Go through the listing and return every line with "purchasing" in it.

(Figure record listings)
_ _ _ _ _ _ _

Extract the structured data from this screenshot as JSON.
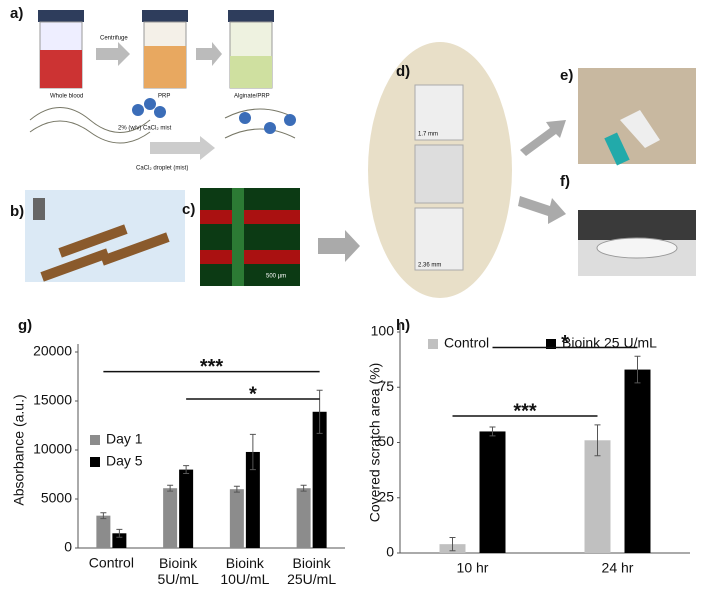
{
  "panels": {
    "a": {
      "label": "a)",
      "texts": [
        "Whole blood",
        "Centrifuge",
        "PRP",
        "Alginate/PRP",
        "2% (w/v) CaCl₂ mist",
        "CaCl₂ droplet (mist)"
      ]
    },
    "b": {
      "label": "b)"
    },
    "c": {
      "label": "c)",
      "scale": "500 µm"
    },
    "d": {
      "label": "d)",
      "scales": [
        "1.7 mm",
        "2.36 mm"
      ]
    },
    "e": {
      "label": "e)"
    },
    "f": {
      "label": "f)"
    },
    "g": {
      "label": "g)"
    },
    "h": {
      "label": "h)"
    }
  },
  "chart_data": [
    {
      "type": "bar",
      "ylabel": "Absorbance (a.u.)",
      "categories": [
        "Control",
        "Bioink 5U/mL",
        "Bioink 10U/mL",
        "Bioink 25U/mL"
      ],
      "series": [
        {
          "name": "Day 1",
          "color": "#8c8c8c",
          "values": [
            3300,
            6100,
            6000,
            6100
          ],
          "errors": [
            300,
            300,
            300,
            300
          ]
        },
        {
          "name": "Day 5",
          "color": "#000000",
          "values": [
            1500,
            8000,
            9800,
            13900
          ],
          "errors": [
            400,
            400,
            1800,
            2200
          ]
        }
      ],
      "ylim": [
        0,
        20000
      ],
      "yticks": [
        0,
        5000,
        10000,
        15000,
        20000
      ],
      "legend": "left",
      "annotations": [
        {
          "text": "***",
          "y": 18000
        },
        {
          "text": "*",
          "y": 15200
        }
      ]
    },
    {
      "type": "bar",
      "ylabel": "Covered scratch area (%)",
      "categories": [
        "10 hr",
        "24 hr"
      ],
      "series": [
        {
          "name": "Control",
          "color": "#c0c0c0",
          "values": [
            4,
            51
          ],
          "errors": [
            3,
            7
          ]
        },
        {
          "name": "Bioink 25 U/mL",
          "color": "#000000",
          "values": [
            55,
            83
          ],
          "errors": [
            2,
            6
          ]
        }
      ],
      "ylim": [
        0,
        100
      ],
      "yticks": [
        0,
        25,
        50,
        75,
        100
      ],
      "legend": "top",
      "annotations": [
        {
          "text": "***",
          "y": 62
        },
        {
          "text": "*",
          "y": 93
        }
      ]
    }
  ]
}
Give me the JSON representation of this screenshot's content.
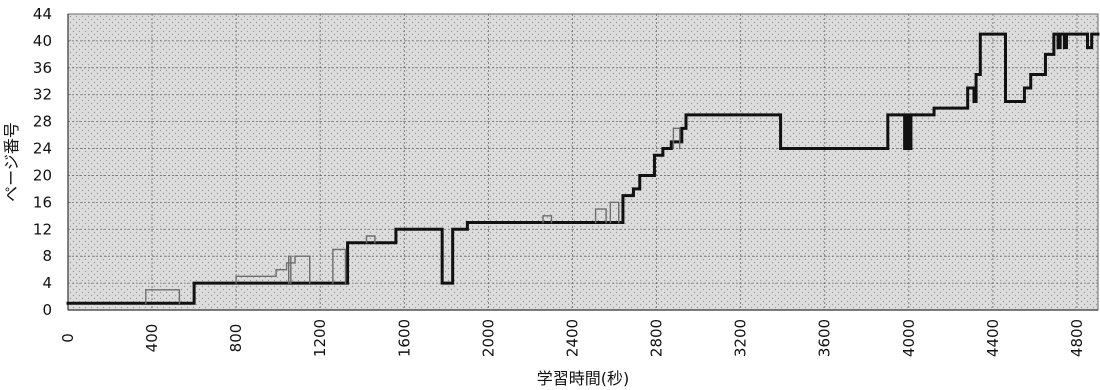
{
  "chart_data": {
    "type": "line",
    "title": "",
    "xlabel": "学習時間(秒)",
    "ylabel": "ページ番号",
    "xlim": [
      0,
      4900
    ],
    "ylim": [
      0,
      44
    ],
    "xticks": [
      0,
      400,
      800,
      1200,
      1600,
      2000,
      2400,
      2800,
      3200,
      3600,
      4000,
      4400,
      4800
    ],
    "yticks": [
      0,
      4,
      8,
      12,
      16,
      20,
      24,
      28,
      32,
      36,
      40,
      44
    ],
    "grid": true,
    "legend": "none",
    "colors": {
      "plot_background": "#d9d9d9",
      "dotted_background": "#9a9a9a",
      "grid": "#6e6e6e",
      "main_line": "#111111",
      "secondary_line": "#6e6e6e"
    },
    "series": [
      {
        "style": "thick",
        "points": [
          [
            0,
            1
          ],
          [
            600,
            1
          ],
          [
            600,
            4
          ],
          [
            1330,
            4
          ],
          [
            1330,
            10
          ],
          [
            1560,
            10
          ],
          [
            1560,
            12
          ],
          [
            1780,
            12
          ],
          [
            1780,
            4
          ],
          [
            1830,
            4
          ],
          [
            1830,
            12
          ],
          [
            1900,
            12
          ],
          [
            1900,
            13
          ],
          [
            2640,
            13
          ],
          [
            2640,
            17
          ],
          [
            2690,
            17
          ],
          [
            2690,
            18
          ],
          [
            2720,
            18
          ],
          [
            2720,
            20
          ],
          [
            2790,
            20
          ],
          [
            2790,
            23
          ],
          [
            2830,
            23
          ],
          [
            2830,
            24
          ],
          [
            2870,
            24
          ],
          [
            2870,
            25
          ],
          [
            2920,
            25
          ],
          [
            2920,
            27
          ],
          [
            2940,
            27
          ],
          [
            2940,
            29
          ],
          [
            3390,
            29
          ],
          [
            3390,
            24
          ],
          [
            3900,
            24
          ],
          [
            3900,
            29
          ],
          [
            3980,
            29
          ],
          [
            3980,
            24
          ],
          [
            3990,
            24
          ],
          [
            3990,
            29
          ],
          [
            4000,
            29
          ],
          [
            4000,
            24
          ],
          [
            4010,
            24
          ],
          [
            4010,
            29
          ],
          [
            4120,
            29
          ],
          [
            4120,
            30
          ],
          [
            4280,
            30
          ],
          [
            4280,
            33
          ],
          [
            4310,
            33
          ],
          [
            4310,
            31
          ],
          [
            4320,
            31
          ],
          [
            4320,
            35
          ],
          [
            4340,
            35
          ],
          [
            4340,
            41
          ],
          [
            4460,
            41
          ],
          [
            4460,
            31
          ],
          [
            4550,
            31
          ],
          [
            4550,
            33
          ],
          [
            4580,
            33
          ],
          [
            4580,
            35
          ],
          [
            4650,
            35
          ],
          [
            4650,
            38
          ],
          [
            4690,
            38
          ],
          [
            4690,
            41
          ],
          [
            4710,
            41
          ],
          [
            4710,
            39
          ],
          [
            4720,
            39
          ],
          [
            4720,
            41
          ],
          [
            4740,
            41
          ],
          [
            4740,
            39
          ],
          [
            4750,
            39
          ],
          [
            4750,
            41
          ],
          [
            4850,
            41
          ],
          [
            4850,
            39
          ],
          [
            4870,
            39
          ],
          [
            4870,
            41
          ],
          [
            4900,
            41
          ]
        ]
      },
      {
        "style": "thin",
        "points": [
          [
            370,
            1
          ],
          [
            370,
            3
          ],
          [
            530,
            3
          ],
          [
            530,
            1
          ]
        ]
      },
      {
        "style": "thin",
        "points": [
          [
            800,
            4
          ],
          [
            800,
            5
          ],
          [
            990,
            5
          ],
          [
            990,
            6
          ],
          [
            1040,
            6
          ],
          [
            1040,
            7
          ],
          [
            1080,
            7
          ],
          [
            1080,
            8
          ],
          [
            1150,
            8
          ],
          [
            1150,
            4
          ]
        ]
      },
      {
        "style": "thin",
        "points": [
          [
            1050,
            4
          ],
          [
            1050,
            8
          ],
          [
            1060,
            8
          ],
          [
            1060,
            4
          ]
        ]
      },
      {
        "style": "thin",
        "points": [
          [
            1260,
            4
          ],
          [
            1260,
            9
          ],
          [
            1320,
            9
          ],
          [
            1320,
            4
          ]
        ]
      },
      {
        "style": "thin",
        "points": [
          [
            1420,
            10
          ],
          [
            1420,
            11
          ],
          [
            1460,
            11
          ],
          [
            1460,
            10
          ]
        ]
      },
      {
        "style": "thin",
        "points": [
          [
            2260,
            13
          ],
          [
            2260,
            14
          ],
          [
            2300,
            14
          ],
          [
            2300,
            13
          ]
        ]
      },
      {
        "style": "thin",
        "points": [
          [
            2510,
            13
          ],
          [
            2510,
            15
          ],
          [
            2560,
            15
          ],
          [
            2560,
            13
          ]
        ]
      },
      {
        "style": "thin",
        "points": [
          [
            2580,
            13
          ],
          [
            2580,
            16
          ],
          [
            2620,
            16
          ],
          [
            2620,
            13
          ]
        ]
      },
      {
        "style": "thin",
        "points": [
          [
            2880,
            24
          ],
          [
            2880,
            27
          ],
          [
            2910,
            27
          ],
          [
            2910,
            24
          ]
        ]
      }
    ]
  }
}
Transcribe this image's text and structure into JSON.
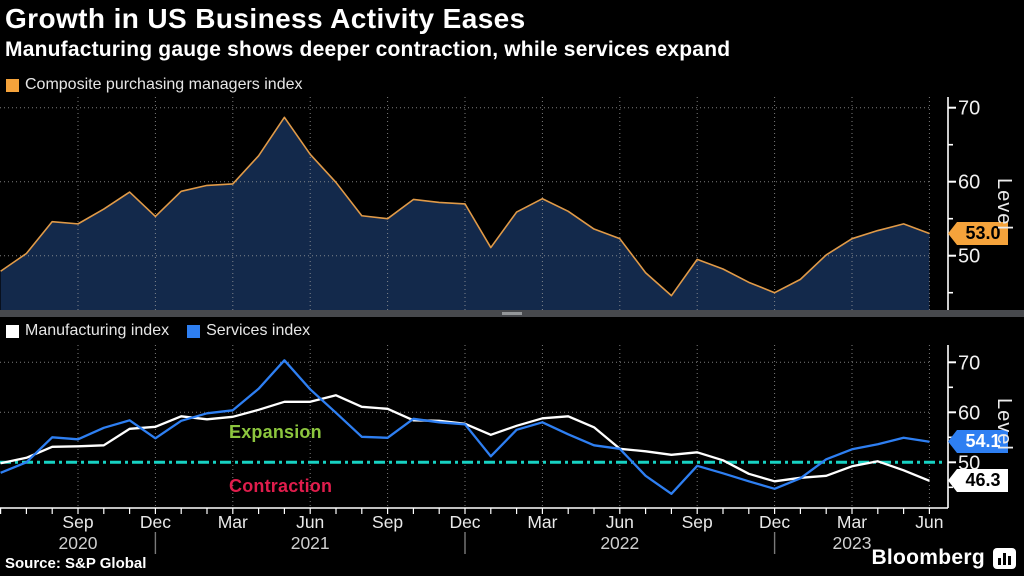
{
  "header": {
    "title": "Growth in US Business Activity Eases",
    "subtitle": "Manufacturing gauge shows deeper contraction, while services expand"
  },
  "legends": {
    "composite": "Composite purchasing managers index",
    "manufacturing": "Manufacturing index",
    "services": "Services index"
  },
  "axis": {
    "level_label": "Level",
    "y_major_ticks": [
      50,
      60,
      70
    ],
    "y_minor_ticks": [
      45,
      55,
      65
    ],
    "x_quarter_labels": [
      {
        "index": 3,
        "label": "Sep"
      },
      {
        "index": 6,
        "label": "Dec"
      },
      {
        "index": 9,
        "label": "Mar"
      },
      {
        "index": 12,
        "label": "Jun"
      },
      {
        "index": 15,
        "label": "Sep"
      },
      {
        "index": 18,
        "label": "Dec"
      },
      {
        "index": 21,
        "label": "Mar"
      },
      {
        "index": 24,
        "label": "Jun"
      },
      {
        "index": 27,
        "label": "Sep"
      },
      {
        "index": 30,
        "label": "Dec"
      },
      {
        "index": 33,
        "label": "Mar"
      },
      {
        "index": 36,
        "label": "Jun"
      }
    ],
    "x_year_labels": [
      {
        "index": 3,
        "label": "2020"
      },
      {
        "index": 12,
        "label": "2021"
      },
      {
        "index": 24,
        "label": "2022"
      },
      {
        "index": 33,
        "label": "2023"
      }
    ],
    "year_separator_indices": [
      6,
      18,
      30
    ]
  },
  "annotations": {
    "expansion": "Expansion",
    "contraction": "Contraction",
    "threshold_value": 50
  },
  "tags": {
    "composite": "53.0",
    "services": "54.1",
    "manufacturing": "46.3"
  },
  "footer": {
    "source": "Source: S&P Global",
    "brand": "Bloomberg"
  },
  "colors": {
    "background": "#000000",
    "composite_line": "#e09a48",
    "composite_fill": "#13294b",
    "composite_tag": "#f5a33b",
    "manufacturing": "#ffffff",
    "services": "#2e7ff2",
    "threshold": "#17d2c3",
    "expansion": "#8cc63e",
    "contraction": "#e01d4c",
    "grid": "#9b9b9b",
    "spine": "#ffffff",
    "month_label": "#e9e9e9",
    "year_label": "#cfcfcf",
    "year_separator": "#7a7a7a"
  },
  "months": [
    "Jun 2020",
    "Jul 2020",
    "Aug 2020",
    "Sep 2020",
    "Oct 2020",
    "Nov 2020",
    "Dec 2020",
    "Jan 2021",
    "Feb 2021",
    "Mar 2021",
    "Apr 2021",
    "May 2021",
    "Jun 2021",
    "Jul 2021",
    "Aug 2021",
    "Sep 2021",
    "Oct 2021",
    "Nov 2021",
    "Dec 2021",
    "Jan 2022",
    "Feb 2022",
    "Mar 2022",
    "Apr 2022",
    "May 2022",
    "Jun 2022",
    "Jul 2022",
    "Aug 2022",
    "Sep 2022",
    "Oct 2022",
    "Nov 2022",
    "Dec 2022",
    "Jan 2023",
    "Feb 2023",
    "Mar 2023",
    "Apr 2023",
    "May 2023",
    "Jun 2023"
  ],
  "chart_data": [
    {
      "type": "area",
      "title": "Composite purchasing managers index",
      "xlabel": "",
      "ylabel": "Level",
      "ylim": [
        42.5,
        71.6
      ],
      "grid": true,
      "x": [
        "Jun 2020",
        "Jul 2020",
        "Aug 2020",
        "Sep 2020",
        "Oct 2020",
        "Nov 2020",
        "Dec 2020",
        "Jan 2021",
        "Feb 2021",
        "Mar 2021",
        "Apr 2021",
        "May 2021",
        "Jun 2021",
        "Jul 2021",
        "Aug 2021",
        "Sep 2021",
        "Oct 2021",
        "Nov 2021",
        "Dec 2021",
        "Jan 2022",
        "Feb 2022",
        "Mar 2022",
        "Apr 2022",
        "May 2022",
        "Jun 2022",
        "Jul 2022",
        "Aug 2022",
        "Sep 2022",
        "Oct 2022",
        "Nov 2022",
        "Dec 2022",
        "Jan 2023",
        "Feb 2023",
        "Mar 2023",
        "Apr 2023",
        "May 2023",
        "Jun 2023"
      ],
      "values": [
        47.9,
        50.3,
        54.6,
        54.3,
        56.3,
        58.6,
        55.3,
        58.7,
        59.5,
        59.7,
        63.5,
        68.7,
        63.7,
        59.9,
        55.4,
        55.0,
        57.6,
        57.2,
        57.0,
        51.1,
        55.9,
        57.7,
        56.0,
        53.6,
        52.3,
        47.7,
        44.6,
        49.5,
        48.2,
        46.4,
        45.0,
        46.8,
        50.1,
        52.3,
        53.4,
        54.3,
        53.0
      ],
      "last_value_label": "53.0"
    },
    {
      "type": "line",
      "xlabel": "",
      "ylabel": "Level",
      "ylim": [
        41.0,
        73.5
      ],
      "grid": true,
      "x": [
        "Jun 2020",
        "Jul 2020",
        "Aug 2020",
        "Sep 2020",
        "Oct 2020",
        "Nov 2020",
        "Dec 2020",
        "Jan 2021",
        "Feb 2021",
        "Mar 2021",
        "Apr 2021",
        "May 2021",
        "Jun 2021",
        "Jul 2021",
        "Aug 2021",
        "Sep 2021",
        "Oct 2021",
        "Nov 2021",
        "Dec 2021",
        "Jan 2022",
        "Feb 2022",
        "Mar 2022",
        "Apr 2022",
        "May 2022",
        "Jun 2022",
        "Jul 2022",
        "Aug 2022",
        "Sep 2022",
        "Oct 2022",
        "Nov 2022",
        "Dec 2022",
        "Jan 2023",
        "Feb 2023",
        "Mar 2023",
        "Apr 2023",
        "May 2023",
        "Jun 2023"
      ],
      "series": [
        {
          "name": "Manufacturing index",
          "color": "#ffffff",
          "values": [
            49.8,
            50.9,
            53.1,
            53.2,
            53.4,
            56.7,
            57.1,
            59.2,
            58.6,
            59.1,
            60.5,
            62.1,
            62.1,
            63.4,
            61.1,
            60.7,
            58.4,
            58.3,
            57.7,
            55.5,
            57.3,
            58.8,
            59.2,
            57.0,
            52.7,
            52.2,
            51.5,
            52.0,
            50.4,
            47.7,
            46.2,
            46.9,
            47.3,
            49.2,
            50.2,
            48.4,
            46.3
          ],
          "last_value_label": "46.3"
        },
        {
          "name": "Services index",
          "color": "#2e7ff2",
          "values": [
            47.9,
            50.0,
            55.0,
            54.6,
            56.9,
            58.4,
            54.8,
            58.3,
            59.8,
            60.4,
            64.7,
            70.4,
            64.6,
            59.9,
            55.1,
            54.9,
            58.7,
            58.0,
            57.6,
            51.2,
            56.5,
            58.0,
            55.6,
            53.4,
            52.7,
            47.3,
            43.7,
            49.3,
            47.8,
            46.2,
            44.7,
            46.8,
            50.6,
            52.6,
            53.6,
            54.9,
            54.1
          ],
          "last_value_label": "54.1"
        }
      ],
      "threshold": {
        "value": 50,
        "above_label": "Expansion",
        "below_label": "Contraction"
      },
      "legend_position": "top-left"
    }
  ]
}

_ _ _ _ _ _ _

SOLUTION -
    "composite": "Composite purchasing managers index",
      "title": "Composite purchasing managers index",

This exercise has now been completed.